GIVEN TASK: List each line holding the string "Monsieur".

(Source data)
__________________________________________________

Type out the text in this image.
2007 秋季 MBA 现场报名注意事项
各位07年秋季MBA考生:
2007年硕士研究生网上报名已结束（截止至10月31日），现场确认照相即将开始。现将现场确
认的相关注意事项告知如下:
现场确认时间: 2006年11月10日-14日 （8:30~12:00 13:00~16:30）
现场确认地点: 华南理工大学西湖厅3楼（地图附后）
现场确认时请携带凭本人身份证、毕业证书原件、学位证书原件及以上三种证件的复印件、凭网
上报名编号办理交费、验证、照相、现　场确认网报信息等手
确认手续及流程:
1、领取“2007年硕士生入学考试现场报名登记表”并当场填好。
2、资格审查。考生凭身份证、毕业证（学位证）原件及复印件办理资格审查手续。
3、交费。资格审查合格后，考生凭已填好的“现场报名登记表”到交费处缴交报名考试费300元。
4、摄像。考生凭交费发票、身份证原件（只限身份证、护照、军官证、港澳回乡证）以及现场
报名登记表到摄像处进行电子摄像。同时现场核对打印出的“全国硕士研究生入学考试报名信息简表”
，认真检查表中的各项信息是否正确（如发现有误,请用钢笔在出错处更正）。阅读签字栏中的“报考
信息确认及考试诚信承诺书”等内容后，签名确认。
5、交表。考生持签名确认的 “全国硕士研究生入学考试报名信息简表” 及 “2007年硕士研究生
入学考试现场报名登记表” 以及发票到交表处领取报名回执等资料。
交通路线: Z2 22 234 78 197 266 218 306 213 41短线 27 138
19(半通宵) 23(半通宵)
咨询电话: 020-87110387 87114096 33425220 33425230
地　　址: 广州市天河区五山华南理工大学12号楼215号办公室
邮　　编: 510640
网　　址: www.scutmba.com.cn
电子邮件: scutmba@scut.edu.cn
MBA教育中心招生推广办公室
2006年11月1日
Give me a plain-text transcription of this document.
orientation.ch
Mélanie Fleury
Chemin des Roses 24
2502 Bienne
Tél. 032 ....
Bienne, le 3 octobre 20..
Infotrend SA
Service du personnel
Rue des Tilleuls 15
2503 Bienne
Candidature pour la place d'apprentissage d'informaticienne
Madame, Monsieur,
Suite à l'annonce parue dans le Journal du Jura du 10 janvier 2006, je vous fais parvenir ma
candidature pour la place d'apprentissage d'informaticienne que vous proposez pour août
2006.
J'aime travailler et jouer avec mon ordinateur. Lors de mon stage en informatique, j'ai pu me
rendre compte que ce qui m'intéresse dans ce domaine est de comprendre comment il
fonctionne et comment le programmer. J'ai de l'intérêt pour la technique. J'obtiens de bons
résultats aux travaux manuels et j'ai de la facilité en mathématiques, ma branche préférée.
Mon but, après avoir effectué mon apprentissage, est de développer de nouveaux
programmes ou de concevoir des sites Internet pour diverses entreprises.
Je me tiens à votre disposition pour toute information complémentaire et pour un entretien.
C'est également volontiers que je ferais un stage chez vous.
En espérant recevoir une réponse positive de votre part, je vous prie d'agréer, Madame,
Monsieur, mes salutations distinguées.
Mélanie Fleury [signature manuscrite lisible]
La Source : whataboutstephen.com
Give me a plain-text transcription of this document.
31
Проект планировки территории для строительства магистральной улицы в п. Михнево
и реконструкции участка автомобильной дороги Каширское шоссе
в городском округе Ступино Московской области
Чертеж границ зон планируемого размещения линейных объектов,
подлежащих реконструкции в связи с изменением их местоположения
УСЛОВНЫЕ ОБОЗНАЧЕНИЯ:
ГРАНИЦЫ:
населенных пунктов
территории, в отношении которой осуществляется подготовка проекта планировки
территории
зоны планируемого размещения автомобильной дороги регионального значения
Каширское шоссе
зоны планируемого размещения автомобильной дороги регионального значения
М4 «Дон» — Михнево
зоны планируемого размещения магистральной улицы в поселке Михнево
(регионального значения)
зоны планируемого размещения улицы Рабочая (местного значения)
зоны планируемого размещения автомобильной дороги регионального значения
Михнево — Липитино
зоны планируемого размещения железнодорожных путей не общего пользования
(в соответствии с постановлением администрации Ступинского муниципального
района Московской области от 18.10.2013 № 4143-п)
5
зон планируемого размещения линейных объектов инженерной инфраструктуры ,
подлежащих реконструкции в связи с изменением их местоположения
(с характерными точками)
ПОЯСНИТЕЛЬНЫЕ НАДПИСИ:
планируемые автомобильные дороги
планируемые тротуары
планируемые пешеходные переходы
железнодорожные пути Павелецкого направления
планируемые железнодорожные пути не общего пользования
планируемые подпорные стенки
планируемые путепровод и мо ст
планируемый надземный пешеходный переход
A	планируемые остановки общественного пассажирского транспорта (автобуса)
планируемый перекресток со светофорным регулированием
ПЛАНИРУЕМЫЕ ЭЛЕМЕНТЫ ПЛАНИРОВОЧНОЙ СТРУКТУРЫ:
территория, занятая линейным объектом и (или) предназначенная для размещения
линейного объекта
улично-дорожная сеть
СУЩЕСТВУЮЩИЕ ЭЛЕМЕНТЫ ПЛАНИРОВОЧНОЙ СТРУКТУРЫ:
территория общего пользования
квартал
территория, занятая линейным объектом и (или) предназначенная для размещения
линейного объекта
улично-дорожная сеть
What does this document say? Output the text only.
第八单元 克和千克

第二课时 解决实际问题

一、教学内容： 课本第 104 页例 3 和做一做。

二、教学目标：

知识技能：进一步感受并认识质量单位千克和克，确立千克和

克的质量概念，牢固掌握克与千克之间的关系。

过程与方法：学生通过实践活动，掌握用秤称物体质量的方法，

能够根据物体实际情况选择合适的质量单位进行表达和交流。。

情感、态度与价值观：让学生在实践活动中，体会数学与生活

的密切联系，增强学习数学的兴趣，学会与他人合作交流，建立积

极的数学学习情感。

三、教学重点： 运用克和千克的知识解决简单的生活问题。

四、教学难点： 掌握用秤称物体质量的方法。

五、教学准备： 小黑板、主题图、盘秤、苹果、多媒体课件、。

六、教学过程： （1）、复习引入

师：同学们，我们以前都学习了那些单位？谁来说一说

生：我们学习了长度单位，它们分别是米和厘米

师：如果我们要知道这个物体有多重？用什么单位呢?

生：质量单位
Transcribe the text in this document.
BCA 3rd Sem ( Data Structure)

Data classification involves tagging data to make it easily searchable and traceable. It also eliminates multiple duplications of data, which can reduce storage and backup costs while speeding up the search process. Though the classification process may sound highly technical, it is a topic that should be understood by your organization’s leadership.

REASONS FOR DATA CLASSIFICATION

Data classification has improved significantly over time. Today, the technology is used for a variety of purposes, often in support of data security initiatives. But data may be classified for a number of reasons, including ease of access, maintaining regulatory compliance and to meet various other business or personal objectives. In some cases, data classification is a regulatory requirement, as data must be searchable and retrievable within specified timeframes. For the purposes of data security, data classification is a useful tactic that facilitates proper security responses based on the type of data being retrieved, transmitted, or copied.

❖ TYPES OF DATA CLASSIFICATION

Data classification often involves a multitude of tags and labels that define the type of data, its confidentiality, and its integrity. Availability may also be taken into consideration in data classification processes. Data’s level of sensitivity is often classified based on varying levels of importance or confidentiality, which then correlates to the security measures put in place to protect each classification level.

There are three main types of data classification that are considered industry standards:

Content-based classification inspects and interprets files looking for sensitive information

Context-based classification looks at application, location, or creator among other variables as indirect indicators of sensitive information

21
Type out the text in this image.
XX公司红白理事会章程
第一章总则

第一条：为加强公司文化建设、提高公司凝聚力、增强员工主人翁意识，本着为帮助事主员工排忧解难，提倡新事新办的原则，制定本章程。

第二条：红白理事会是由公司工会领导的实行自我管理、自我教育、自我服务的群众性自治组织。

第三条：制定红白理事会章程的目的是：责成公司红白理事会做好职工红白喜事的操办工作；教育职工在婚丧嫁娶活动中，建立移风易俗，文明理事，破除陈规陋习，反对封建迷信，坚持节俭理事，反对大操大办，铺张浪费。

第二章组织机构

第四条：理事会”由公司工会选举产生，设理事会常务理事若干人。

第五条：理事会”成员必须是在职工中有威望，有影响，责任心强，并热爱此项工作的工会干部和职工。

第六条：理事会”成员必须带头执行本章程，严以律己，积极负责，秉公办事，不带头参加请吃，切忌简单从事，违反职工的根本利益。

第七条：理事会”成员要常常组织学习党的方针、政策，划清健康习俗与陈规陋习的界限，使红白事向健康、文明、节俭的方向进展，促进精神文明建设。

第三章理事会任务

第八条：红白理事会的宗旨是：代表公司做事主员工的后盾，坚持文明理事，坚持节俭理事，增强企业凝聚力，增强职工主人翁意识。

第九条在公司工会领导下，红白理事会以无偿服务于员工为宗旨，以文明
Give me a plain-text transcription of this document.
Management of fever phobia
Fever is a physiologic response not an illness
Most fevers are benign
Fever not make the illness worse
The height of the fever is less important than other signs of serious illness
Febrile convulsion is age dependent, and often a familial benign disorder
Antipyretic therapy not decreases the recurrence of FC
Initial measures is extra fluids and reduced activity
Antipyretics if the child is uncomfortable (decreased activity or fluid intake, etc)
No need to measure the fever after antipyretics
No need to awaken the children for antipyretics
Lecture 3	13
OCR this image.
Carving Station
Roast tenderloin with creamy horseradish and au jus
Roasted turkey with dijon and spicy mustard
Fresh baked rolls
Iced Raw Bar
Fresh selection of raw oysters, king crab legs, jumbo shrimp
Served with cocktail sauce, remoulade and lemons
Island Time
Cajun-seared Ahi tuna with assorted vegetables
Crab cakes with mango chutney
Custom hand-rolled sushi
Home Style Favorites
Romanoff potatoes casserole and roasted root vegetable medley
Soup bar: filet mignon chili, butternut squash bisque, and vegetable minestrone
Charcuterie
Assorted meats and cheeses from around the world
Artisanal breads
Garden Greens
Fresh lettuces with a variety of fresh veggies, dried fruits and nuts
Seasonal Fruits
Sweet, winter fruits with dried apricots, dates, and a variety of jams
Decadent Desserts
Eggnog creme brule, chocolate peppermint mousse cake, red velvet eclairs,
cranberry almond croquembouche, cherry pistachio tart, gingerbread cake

__________________________________________________

OUTPUT FOR THIS TASK:
Madame, Monsieur,
Monsieur, mes salutations distinguées.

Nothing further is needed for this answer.